/---
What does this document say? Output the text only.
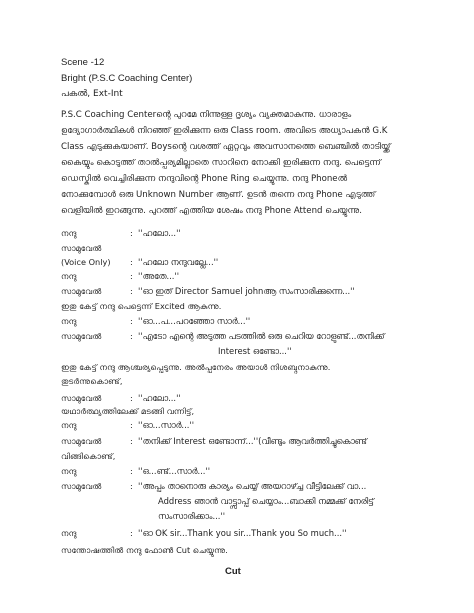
Scene -12
Bright (P.S.C Coaching Center)
പകൽ, Ext-Int
P.S.C Coaching Centerന്റെ പുറമേ നിന്നുള്ള ദൃശ്യം വ്യക്തമാകുന്നു. ധാരാളം
ഉദ്യോഗാർത്ഥികൾ നിറഞ്ഞ് ഇരിക്കുന്ന ഒരു Class room. അവിടെ അധ്യാപകൻ G.K
Class എടുക്കുകയാണ്. Boysന്റെ വശത്ത് ഏറ്റവും അവസാനത്തെ ബെഞ്ചിൽ താടിയ്ക്ക്
കൈയ്യും കൊടുത്ത് താൽപ്പര്യമില്ലാതെ സാറിനെ നോക്കി ഇരിക്കുന്ന നന്ദു. പെട്ടെന്ന്
ഡെസ്കിൽ വെച്ചിരിക്കുന്ന നന്ദുവിന്റെ Phone Ring ചെയ്യുന്നു. നന്ദു Phoneൽ
നോക്കുമ്പോൾ ഒരു Unknown Number ആണ്. ഉടൻ തന്നെ നന്ദു Phone എടുത്ത്
വെളിയിൽ ഇറങ്ങുന്നു. പുറത്ത് എത്തിയ ശേഷം നന്ദു Phone Attend ചെയ്യുന്നു.
നന്ദു	: ''ഹലോ...''
സാമുവേൽ
(Voice Only) : ''ഹലോ നന്ദുവല്ലേ...''
നന്ദു	: ''അതേ...''
സാമുവേൽ	: ''ഓ ഇത് Director Samuel johnആ സംസാരിക്കുന്നെ...''
ഇതു കേട്ട് നന്ദു പെട്ടെന്ന് Excited ആകുന്നു.
നന്ദു	: ''ഓ...പ...പറഞ്ഞോ സാർ...''
സാമുവേൽ	: ''എടോ എന്റെ അടുത്ത പടത്തിൽ ഒരു ചെറിയ റോളുണ്ട്...തനിക്ക്
Interest ഒണ്ടോ...''
ഇതു കേട്ട് നന്ദു ആശ്ചര്യപ്പെടുന്നു. അൽപ്പനേരം അയാൾ നിശബ്ദനാകുന്നു.
തുടർന്നുകൊണ്ട്,
സാമുവേൽ	: ''ഹലോ...''
യഥാർത്ഥ്യത്തിലേക്ക് മടങ്ങി വന്നിട്ട്,
നന്ദു	: ''ഓ...സാർ...''
സാമുവേൽ	: ''തനിക്ക് Interest ഒണ്ടോന്ന്...''(വീണ്ടും ആവർത്തിച്ചുകൊണ്ട്
വിങ്ങികൊണ്ട്,
നന്ദു	: ''ഒ...ണ്ട്...സാർ...''
സാമുവേൽ	: ''അപ്പം താനൊരു കാര്യം ചെയ്യ് അയറാഴ്ച്ച വീട്ടിലേക്ക് വാ...
Address ഞാൻ വാട്ട്സാപ്പ് ചെയ്യാം...ബാക്കി നമ്മക്ക് നേരിട്ട്
സംസാരിക്കാം...''
നന്ദു	: ''ഓ OK sir...Thank you sir...Thank you So much...''
സന്തോഷത്തിൽ നന്ദു ഫോൺ Cut ചെയ്യുന്നു.
Cut
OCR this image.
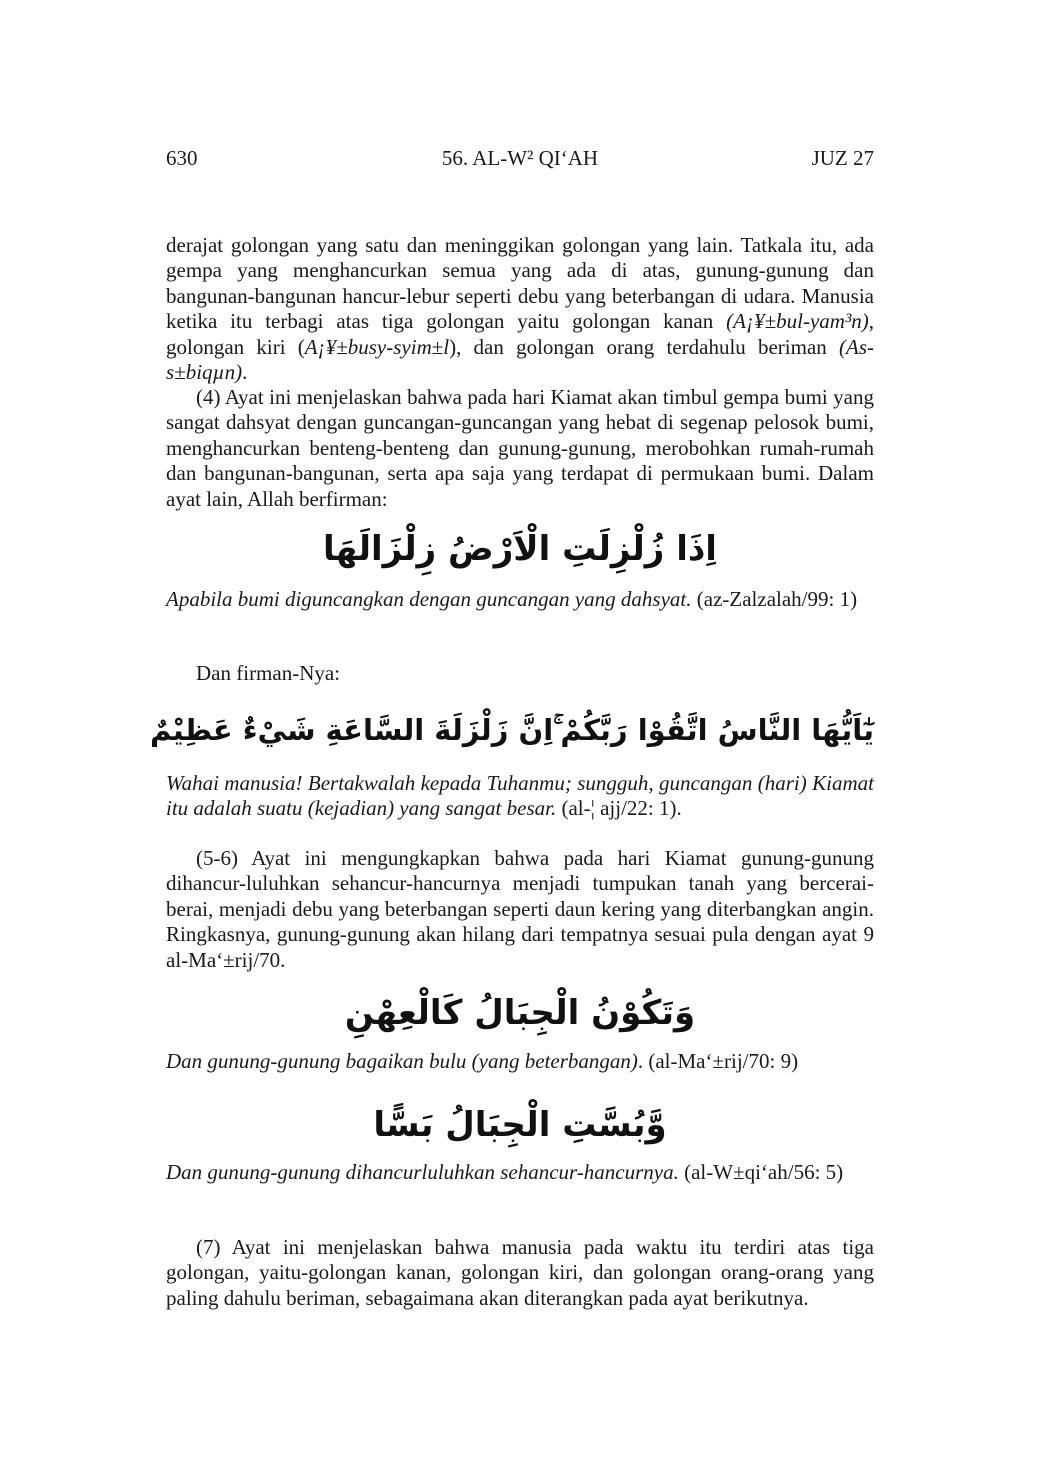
630	56. AL-W² QI‘AH	JUZ 27

derajat golongan yang satu dan meninggikan golongan yang lain. Tatkala itu, ada gempa yang menghancurkan semua yang ada di atas, gunung-gunung dan bangunan-bangunan hancur-lebur seperti debu yang beterbangan di udara. Manusia ketika itu terbagi atas tiga golongan yaitu golongan kanan (A¡¥±bul-yam³n), golongan kiri (A¡¥±busy-syim±l), dan golongan orang terdahulu beriman (As-s±biqµn).

(4) Ayat ini menjelaskan bahwa pada hari Kiamat akan timbul gempa bumi yang sangat dahsyat dengan guncangan-guncangan yang hebat di segenap pelosok bumi, menghancurkan benteng-benteng dan gunung-gunung, merobohkan rumah-rumah dan bangunan-bangunan, serta apa saja yang terdapat di permukaan bumi. Dalam ayat lain, Allah berfirman:

اِذَا زُلْزِلَتِ الْاَرْضُ زِلْزَالَهَا

Apabila bumi diguncangkan dengan guncangan yang dahsyat. (az-Zalzalah/99: 1)

Dan firman-Nya:

يٰٓاَيُّهَا النَّاسُ اتَّقُوْا رَبَّكُمْ ۚاِنَّ زَلْزَلَةَ السَّاعَةِ شَيْءٌ عَظِيْمٌ

Wahai manusia! Bertakwalah kepada Tuhanmu; sungguh, guncangan (hari) Kiamat itu adalah suatu (kejadian) yang sangat besar. (al-¦ ajj/22: 1).

(5-6) Ayat ini mengungkapkan bahwa pada hari Kiamat gunung-gunung dihancur-luluhkan sehancur-hancurnya menjadi tumpukan tanah yang bercerai-berai, menjadi debu yang beterbangan seperti daun kering yang diterbangkan angin. Ringkasnya, gunung-gunung akan hilang dari tempatnya sesuai pula dengan ayat 9 al-Ma‘±rij/70.

وَتَكُوْنُ الْجِبَالُ كَالْعِهْنِ

Dan gunung-gunung bagaikan bulu (yang beterbangan). (al-Ma‘±rij/70: 9)

وَّبُسَّتِ الْجِبَالُ بَسًّا

Dan gunung-gunung dihancurluluhkan sehancur-hancurnya. (al-W±qi‘ah/56: 5)

(7) Ayat ini menjelaskan bahwa manusia pada waktu itu terdiri atas tiga golongan, yaitu-golongan kanan, golongan kiri, dan golongan orang-orang yang paling dahulu beriman, sebagaimana akan diterangkan pada ayat berikutnya.
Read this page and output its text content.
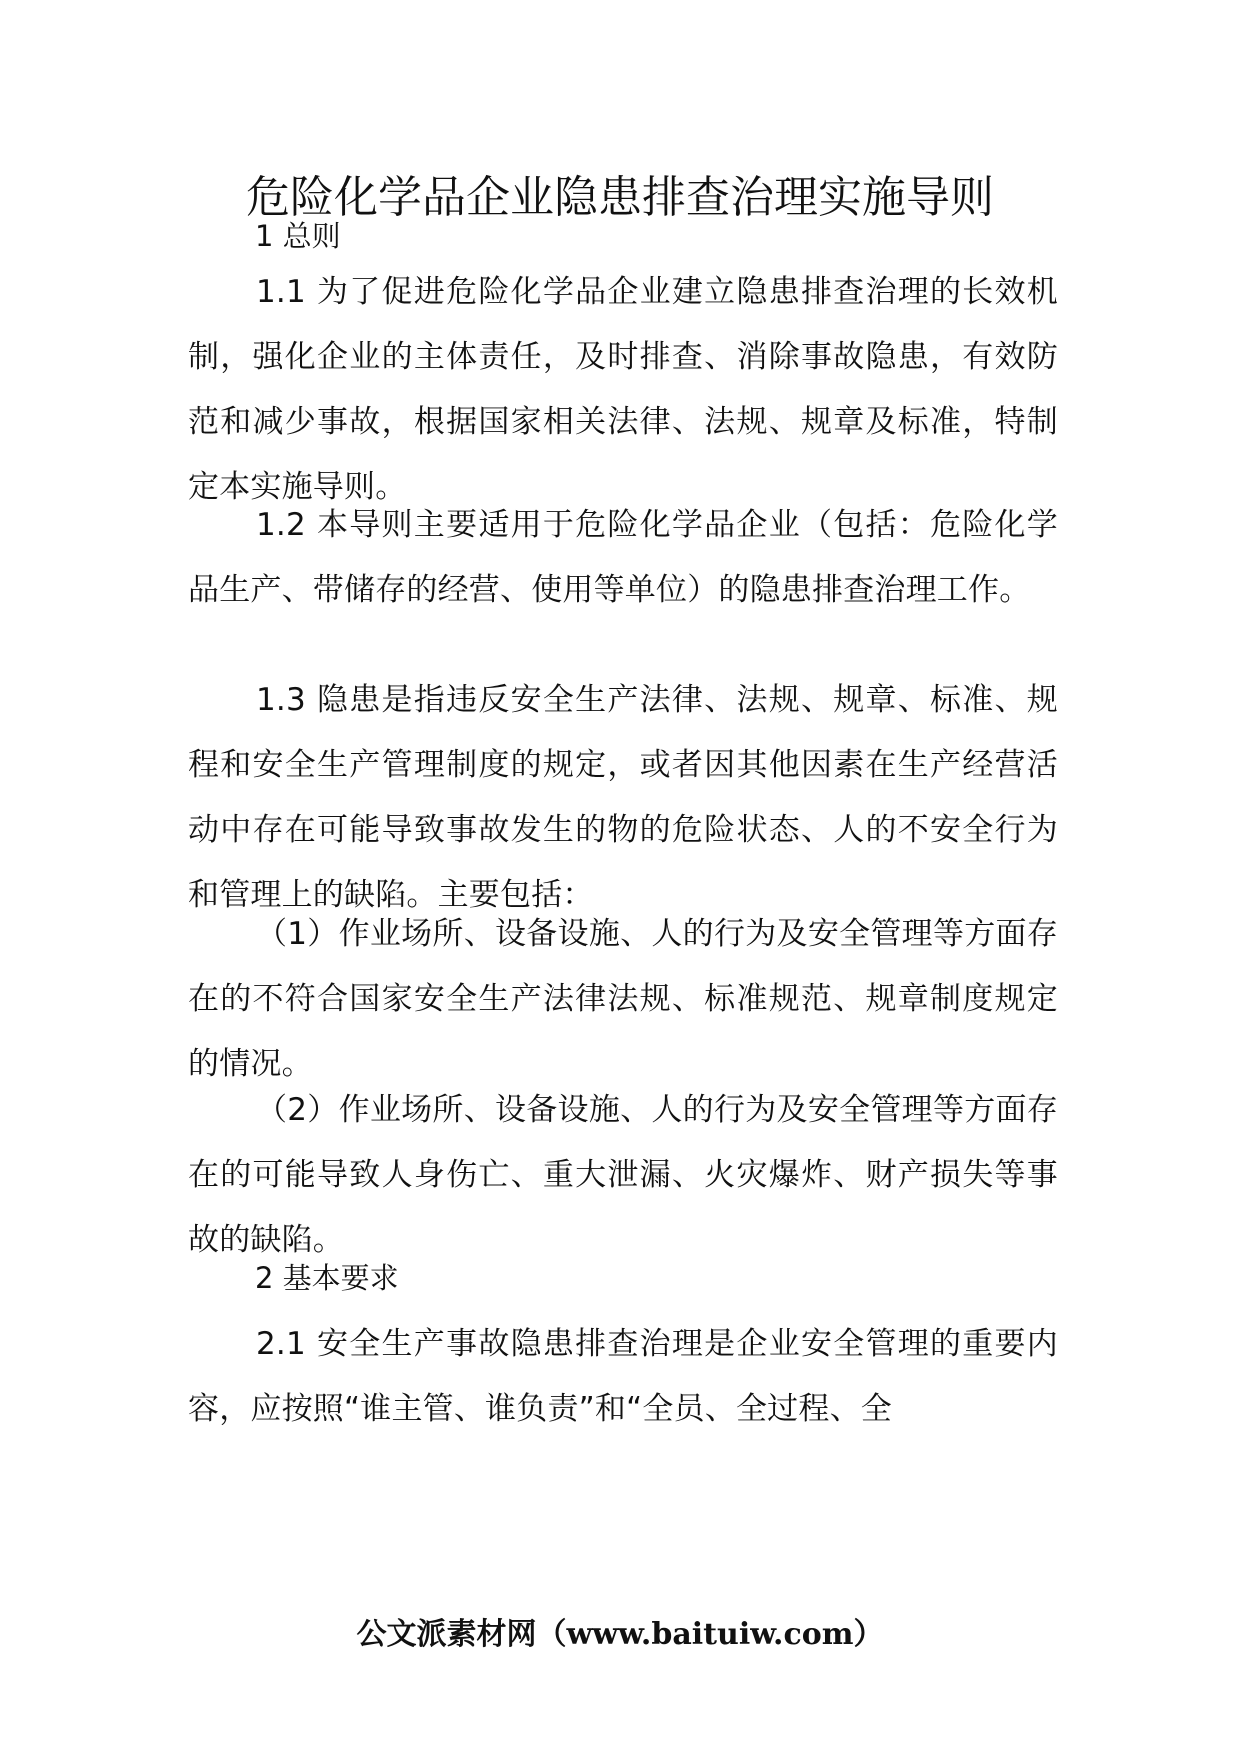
危险化学品企业隐患排查治理实施导则
1 总则

1.1 为了促进危险化学品企业建立隐患排查治理的长效机制，强化企业的主体责任，及时排查、消除事故隐患，有效防范和减少事故，根据国家相关法律、法规、规章及标准，特制定本实施导则。

1.2 本导则主要适用于危险化学品企业（包括：危险化学品生产、带储存的经营、使用等单位）的隐患排查治理工作。

1.3 隐患是指违反安全生产法律、法规、规章、标准、规程和安全生产管理制度的规定，或者因其他因素在生产经营活动中存在可能导致事故发生的物的危险状态、人的不安全行为和管理上的缺陷。主要包括：

（1）作业场所、设备设施、人的行为及安全管理等方面存在的不符合国家安全生产法律法规、标准规范、规章制度规定的情况。

（2）作业场所、设备设施、人的行为及安全管理等方面存在的可能导致人身伤亡、重大泄漏、火灾爆炸、财产损失等事故的缺陷。

2 基本要求

2.1 安全生产事故隐患排查治理是企业安全管理的重要内容，应按照“谁主管、谁负责”和“全员、全过程、全

公文派素材网（www.baituiw.com）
\---
▶ _TASK OBJECTIVE_
Pictures stay out of the copy; please restate every record above exactly.

▶ _EXERCISE OUTPUT_
What does this document say? Output the text only.
Scene -12
Bright (P.S.C Coaching Center)
പകൽ, Ext-Int
P.S.C Coaching Centerന്റെ പുറമേ നിന്നുള്ള ദൃശ്യം വ്യക്തമാകുന്നു. ധാരാളം
ഉദ്യോഗാർത്ഥികൾ നിറഞ്ഞ് ഇരിക്കുന്ന ഒരു Class room. അവിടെ അധ്യാപകൻ G.K
Class എടുക്കുകയാണ്. Boysന്റെ വശത്ത് ഏറ്റവും അവസാനത്തെ ബെഞ്ചിൽ താടിയ്ക്ക്
കൈയ്യും കൊടുത്ത് താൽപ്പര്യമില്ലാതെ സാറിനെ നോക്കി ഇരിക്കുന്ന നന്ദു. പെട്ടെന്ന്
ഡെസ്കിൽ വെച്ചിരിക്കുന്ന നന്ദുവിന്റെ Phone Ring ചെയ്യുന്നു. നന്ദു Phoneൽ
നോക്കുമ്പോൾ ഒരു Unknown Number ആണ്. ഉടൻ തന്നെ നന്ദു Phone എടുത്ത്
വെളിയിൽ ഇറങ്ങുന്നു. പുറത്ത് എത്തിയ ശേഷം നന്ദു Phone Attend ചെയ്യുന്നു.
നന്ദു	: ''ഹലോ...''
സാമുവേൽ
(Voice Only) : ''ഹലോ നന്ദുവല്ലേ...''
നന്ദു	: ''അതേ...''
സാമുവേൽ	: ''ഓ ഇത് Director Samuel johnആ സംസാരിക്കുന്നെ...''
ഇതു കേട്ട് നന്ദു പെട്ടെന്ന് Excited ആകുന്നു.
നന്ദു	: ''ഓ...പ...പറഞ്ഞോ സാർ...''
സാമുവേൽ	: ''എടോ എന്റെ അടുത്ത പടത്തിൽ ഒരു ചെറിയ റോളുണ്ട്...തനിക്ക്
Interest ഒണ്ടോ...''
ഇതു കേട്ട് നന്ദു ആശ്ചര്യപ്പെടുന്നു. അൽപ്പനേരം അയാൾ നിശബ്ദനാകുന്നു.
തുടർന്നുകൊണ്ട്,
സാമുവേൽ	: ''ഹലോ...''
യഥാർത്ഥ്യത്തിലേക്ക് മടങ്ങി വന്നിട്ട്,
നന്ദു	: ''ഓ...സാർ...''
സാമുവേൽ	: ''തനിക്ക് Interest ഒണ്ടോന്ന്...''(വീണ്ടും ആവർത്തിച്ചുകൊണ്ട്
വിങ്ങികൊണ്ട്,
നന്ദു	: ''ഒ...ണ്ട്...സാർ...''
സാമുവേൽ	: ''അപ്പം താനൊരു കാര്യം ചെയ്യ് അയറാഴ്ച്ച വീട്ടിലേക്ക് വാ...
Address ഞാൻ വാട്ട്സാപ്പ് ചെയ്യാം...ബാക്കി നമ്മക്ക് നേരിട്ട്
സംസാരിക്കാം...''
നന്ദു	: ''ഓ OK sir...Thank you sir...Thank you So much...''
സന്തോഷത്തിൽ നന്ദു ഫോൺ Cut ചെയ്യുന്നു.
Cut
OCR this image.
630	56. AL-W² QI‘AH	JUZ 27

derajat golongan yang satu dan meninggikan golongan yang lain. Tatkala itu, ada gempa yang menghancurkan semua yang ada di atas, gunung-gunung dan bangunan-bangunan hancur-lebur seperti debu yang beterbangan di udara. Manusia ketika itu terbagi atas tiga golongan yaitu golongan kanan (A¡¥±bul-yam³n), golongan kiri (A¡¥±busy-syim±l), dan golongan orang terdahulu beriman (As-s±biqµn).

(4) Ayat ini menjelaskan bahwa pada hari Kiamat akan timbul gempa bumi yang sangat dahsyat dengan guncangan-guncangan yang hebat di segenap pelosok bumi, menghancurkan benteng-benteng dan gunung-gunung, merobohkan rumah-rumah dan bangunan-bangunan, serta apa saja yang terdapat di permukaan bumi. Dalam ayat lain, Allah berfirman:

اِذَا زُلْزِلَتِ الْاَرْضُ زِلْزَالَهَا

Apabila bumi diguncangkan dengan guncangan yang dahsyat. (az-Zalzalah/99: 1)

Dan firman-Nya:

يٰٓاَيُّهَا النَّاسُ اتَّقُوْا رَبَّكُمْ ۚاِنَّ زَلْزَلَةَ السَّاعَةِ شَيْءٌ عَظِيْمٌ

Wahai manusia! Bertakwalah kepada Tuhanmu; sungguh, guncangan (hari) Kiamat itu adalah suatu (kejadian) yang sangat besar. (al-¦ ajj/22: 1).

(5-6) Ayat ini mengungkapkan bahwa pada hari Kiamat gunung-gunung dihancur-luluhkan sehancur-hancurnya menjadi tumpukan tanah yang bercerai-berai, menjadi debu yang beterbangan seperti daun kering yang diterbangkan angin. Ringkasnya, gunung-gunung akan hilang dari tempatnya sesuai pula dengan ayat 9 al-Ma‘±rij/70.

وَتَكُوْنُ الْجِبَالُ كَالْعِهْنِ

Dan gunung-gunung bagaikan bulu (yang beterbangan). (al-Ma‘±rij/70: 9)

وَّبُسَّتِ الْجِبَالُ بَسًّا

Dan gunung-gunung dihancurluluhkan sehancur-hancurnya. (al-W±qi‘ah/56: 5)

(7) Ayat ini menjelaskan bahwa manusia pada waktu itu terdiri atas tiga golongan, yaitu-golongan kanan, golongan kiri, dan golongan orang-orang yang paling dahulu beriman, sebagaimana akan diterangkan pada ayat berikutnya.
Read this page and output its text content.
危险化学品企业隐患排查治理实施导则
1 总则

1.1 为了促进危险化学品企业建立隐患排查治理的长效机制，强化企业的主体责任，及时排查、消除事故隐患，有效防范和减少事故，根据国家相关法律、法规、规章及标准，特制定本实施导则。

1.2 本导则主要适用于危险化学品企业（包括：危险化学品生产、带储存的经营、使用等单位）的隐患排查治理工作。

1.3 隐患是指违反安全生产法律、法规、规章、标准、规程和安全生产管理制度的规定，或者因其他因素在生产经营活动中存在可能导致事故发生的物的危险状态、人的不安全行为和管理上的缺陷。主要包括：

（1）作业场所、设备设施、人的行为及安全管理等方面存在的不符合国家安全生产法律法规、标准规范、规章制度规定的情况。

（2）作业场所、设备设施、人的行为及安全管理等方面存在的可能导致人身伤亡、重大泄漏、火灾爆炸、财产损失等事故的缺陷。

2 基本要求

2.1 安全生产事故隐患排查治理是企业安全管理的重要内容，应按照“谁主管、谁负责”和“全员、全过程、全

公文派素材网（www.baituiw.com）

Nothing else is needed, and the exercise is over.